Requirement →
Where a line of the listing below includes the word "title", reproduce that line.

_ _ _

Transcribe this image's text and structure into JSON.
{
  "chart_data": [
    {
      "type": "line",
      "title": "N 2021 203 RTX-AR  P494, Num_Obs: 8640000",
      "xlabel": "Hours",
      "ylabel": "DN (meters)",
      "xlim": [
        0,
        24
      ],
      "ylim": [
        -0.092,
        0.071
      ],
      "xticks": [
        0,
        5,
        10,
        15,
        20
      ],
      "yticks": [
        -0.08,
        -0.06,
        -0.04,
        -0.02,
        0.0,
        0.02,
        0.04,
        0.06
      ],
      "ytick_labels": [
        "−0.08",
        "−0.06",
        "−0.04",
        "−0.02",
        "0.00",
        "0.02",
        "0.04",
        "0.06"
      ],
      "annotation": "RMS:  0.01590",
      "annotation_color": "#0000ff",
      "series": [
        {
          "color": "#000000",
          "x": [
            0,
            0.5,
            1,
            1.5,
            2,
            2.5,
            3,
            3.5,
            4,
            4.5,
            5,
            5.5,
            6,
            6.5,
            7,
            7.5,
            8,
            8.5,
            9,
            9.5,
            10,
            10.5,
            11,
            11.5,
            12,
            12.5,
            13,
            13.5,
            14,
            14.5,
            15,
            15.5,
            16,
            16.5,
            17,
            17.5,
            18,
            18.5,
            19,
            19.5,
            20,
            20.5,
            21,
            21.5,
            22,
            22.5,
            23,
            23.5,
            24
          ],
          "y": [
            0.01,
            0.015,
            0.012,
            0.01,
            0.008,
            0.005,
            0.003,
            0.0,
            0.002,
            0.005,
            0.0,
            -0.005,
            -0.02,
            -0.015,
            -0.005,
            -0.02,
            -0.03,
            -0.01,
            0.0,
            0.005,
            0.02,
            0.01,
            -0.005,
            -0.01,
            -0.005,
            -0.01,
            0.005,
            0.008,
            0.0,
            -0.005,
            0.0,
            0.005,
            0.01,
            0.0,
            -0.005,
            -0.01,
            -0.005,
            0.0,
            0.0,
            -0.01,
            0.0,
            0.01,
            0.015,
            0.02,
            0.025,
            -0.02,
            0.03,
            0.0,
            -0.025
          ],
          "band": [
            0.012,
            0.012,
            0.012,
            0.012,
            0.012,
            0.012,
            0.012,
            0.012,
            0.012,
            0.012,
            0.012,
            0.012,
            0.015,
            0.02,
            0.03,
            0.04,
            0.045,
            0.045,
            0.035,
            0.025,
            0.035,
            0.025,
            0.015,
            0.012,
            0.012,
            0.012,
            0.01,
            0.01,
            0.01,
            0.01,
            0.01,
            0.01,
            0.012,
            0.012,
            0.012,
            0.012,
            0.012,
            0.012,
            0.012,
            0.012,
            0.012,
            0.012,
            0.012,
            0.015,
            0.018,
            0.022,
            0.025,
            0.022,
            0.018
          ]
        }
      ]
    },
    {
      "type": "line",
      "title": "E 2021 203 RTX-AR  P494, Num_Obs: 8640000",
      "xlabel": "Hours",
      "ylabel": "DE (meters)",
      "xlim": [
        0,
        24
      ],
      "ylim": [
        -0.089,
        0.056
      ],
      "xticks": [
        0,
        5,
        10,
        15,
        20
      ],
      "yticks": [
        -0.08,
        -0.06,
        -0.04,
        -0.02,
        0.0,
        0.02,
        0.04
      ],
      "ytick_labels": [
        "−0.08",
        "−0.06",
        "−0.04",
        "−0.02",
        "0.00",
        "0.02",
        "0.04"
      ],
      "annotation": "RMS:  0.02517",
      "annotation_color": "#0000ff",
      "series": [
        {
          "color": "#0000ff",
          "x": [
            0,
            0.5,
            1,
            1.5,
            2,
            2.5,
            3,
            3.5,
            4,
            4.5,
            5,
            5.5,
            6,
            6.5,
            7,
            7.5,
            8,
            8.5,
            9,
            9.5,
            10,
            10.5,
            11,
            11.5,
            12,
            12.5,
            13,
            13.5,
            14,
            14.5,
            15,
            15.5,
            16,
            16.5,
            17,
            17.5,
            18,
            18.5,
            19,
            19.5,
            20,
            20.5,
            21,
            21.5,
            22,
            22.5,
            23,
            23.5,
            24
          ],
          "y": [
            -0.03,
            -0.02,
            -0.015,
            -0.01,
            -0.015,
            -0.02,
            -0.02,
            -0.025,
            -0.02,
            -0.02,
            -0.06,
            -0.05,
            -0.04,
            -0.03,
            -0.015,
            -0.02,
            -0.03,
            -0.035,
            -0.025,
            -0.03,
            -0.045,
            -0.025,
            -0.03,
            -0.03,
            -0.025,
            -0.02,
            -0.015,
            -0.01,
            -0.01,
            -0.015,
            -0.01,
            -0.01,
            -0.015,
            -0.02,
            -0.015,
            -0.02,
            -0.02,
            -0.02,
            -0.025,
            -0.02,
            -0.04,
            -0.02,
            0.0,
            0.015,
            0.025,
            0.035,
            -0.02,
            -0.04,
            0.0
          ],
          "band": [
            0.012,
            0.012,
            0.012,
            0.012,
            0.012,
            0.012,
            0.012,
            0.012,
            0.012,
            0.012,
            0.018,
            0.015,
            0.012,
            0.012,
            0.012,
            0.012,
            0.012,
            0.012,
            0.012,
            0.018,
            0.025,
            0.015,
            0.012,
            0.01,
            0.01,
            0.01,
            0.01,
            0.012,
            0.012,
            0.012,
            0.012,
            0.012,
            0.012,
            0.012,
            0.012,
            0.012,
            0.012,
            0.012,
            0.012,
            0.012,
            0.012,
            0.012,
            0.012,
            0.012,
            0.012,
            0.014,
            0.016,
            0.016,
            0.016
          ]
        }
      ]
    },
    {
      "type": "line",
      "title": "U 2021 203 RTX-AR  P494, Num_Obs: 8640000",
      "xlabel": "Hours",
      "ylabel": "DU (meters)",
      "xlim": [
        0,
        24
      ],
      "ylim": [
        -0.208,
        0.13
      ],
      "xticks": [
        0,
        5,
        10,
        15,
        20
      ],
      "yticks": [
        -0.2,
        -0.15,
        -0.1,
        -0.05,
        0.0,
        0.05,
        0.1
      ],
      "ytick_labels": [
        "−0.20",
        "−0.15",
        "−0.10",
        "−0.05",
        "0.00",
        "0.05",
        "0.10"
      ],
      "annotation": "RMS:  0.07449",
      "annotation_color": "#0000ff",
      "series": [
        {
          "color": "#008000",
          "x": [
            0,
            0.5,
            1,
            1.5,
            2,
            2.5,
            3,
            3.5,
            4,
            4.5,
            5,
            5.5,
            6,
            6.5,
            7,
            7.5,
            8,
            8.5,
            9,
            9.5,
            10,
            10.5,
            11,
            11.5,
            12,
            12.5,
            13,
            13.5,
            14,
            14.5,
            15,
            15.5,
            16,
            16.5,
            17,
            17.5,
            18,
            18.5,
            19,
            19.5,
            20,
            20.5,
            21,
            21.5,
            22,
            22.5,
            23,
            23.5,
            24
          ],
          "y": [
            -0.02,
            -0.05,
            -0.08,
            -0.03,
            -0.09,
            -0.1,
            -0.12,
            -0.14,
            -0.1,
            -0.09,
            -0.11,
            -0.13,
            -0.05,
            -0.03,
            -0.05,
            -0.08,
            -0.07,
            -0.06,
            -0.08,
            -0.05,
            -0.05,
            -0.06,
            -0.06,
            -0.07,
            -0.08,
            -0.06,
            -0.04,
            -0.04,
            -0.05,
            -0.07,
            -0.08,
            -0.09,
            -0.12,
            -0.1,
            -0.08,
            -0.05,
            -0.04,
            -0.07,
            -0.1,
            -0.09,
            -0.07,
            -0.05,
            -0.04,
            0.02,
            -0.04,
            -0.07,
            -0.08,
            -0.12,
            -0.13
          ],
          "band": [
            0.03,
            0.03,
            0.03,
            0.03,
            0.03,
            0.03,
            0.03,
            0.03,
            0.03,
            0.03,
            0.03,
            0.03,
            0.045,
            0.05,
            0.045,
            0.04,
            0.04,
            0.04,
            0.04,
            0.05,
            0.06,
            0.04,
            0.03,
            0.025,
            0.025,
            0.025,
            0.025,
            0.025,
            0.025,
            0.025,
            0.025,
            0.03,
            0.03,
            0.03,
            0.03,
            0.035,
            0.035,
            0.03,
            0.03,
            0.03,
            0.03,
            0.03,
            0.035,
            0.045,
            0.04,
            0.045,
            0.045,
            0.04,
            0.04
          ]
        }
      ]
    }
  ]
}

_ _ _

Result of the task →
      "title": "N 2021 203 RTX-AR  P494, Num_Obs: 8640000",
      "title": "E 2021 203 RTX-AR  P494, Num_Obs: 8640000",
      "title": "U 2021 203 RTX-AR  P494, Num_Obs: 8640000",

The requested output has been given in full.